— BEGIN Information shown —
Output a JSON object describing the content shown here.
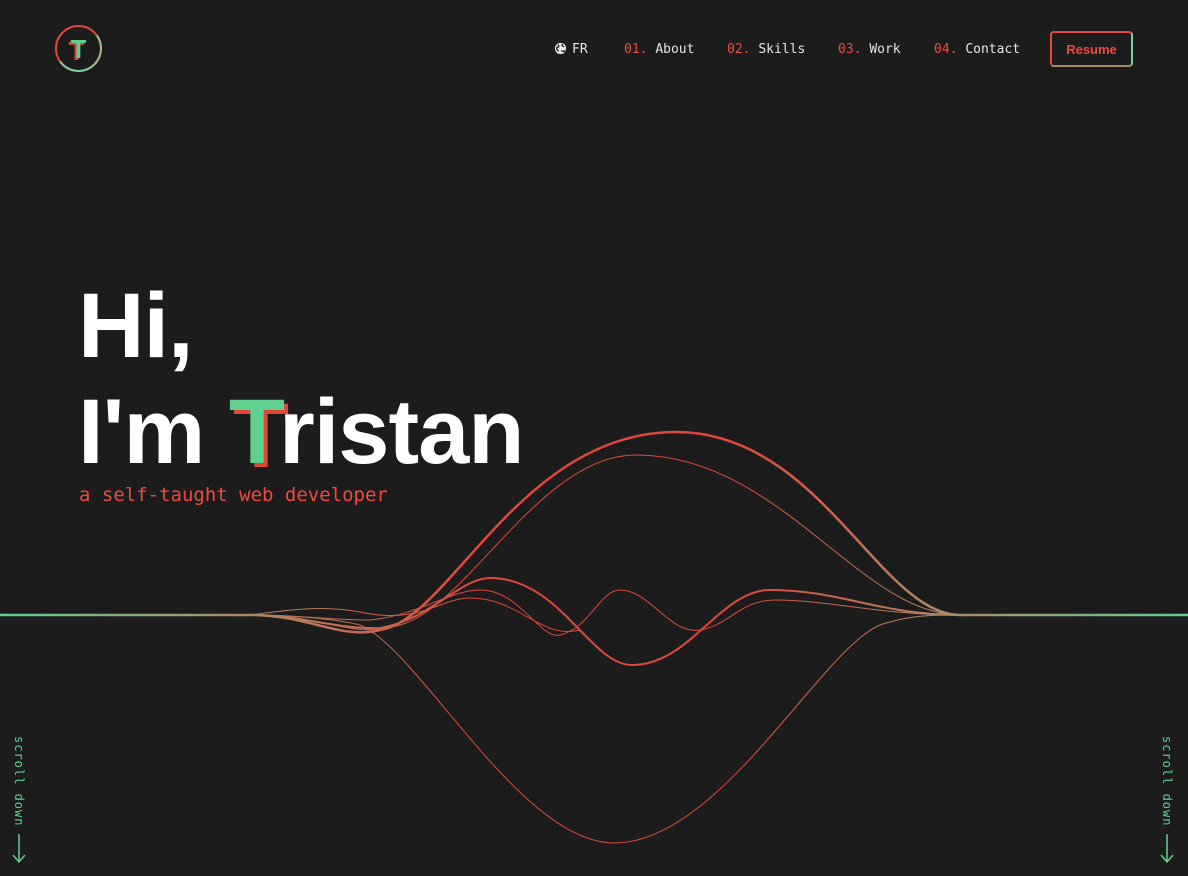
{
  "logo": {
    "letter": "T"
  },
  "nav": {
    "language": "FR",
    "items": [
      {
        "num": "01.",
        "label": "About"
      },
      {
        "num": "02.",
        "label": "Skills"
      },
      {
        "num": "03.",
        "label": "Work"
      },
      {
        "num": "04.",
        "label": "Contact"
      }
    ],
    "resume_label": "Resume"
  },
  "hero": {
    "line1": "Hi,",
    "line2_prefix": "I'm ",
    "name_initial": "T",
    "name_rest": "ristan",
    "subtitle": "a self-taught web developer"
  },
  "scroll": {
    "left_label": "scroll down",
    "right_label": "scroll down"
  },
  "colors": {
    "background": "#1c1c1c",
    "accent_red": "#f04a3d",
    "accent_green": "#5ed191",
    "text": "#e6e6e6"
  },
  "icons": {
    "language": "globe-icon",
    "scroll": "arrow-down-icon"
  }
}
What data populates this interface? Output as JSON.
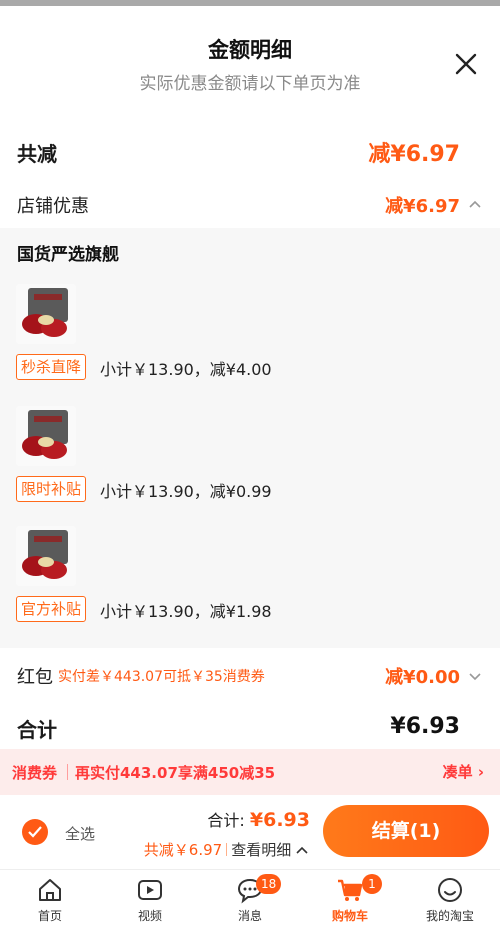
{
  "sheet": {
    "title": "金额明细",
    "subtitle": "实际优惠金额请以下单页为准"
  },
  "summary": {
    "total_reduction_label": "共减",
    "total_reduction_value": "减¥6.97",
    "shop_discount_label": "店铺优惠",
    "shop_discount_value": "减¥6.97"
  },
  "store": {
    "name": "国货严选旗舰",
    "items": [
      {
        "tag": "秒杀直降",
        "subtotal": "小计￥13.90，减¥4.00"
      },
      {
        "tag": "限时补贴",
        "subtotal": "小计￥13.90，减¥0.99"
      },
      {
        "tag": "官方补贴",
        "subtotal": "小计￥13.90，减¥1.98"
      }
    ]
  },
  "red_packet": {
    "label": "红包",
    "note": "实付差￥443.07可抵￥35消费券",
    "value": "减¥0.00"
  },
  "total": {
    "label": "合计",
    "value": "¥6.93"
  },
  "coupon_bar": {
    "label": "消费券",
    "text": "再实付443.07享满450减35",
    "action": "凑单 ›"
  },
  "checkout": {
    "select_all": "全选",
    "sum_label": "合计:",
    "sum_value": "¥6.93",
    "discount_text": "共减￥6.97",
    "detail_link": "查看明细",
    "pay_button": "结算(1)"
  },
  "tabbar": [
    {
      "label": "首页",
      "icon": "home-icon"
    },
    {
      "label": "视频",
      "icon": "video-icon"
    },
    {
      "label": "消息",
      "icon": "message-icon",
      "badge": "18"
    },
    {
      "label": "购物车",
      "icon": "cart-icon",
      "badge": "1",
      "active": true
    },
    {
      "label": "我的淘宝",
      "icon": "profile-icon"
    }
  ],
  "colors": {
    "accent": "#ff5a14",
    "coupon_red": "#ff3a3a",
    "panel_bg": "#f7f7f7"
  }
}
— END Information shown —
- _Work to be completed_
Excluding the pictures, restate the records above word for word.

- _Result below_
Output a JSON object describing the content shown here.
{
  "logo": {
    "letter": "T"
  },
  "nav": {
    "language": "FR",
    "items": [
      {
        "num": "01.",
        "label": "About"
      },
      {
        "num": "02.",
        "label": "Skills"
      },
      {
        "num": "03.",
        "label": "Work"
      },
      {
        "num": "04.",
        "label": "Contact"
      }
    ],
    "resume_label": "Resume"
  },
  "hero": {
    "line1": "Hi,",
    "line2_prefix": "I'm ",
    "name_initial": "T",
    "name_rest": "ristan",
    "subtitle": "a self-taught web developer"
  },
  "scroll": {
    "left_label": "scroll down",
    "right_label": "scroll down"
  },
  "colors": {
    "background": "#1c1c1c",
    "accent_red": "#f04a3d",
    "accent_green": "#5ed191",
    "text": "#e6e6e6"
  },
  "icons": {
    "language": "globe-icon",
    "scroll": "arrow-down-icon"
  }
}
What data populates this interface? Output as JSON.
{
  "sheet": {
    "title": "金额明细",
    "subtitle": "实际优惠金额请以下单页为准"
  },
  "summary": {
    "total_reduction_label": "共减",
    "total_reduction_value": "减¥6.97",
    "shop_discount_label": "店铺优惠",
    "shop_discount_value": "减¥6.97"
  },
  "store": {
    "name": "国货严选旗舰",
    "items": [
      {
        "tag": "秒杀直降",
        "subtotal": "小计￥13.90，减¥4.00"
      },
      {
        "tag": "限时补贴",
        "subtotal": "小计￥13.90，减¥0.99"
      },
      {
        "tag": "官方补贴",
        "subtotal": "小计￥13.90，减¥1.98"
      }
    ]
  },
  "red_packet": {
    "label": "红包",
    "note": "实付差￥443.07可抵￥35消费券",
    "value": "减¥0.00"
  },
  "total": {
    "label": "合计",
    "value": "¥6.93"
  },
  "coupon_bar": {
    "label": "消费券",
    "text": "再实付443.07享满450减35",
    "action": "凑单 ›"
  },
  "checkout": {
    "select_all": "全选",
    "sum_label": "合计:",
    "sum_value": "¥6.93",
    "discount_text": "共减￥6.97",
    "detail_link": "查看明细",
    "pay_button": "结算(1)"
  },
  "tabbar": [
    {
      "label": "首页",
      "icon": "home-icon"
    },
    {
      "label": "视频",
      "icon": "video-icon"
    },
    {
      "label": "消息",
      "icon": "message-icon",
      "badge": "18"
    },
    {
      "label": "购物车",
      "icon": "cart-icon",
      "badge": "1",
      "active": true
    },
    {
      "label": "我的淘宝",
      "icon": "profile-icon"
    }
  ],
  "colors": {
    "accent": "#ff5a14",
    "coupon_red": "#ff3a3a",
    "panel_bg": "#f7f7f7"
  }
}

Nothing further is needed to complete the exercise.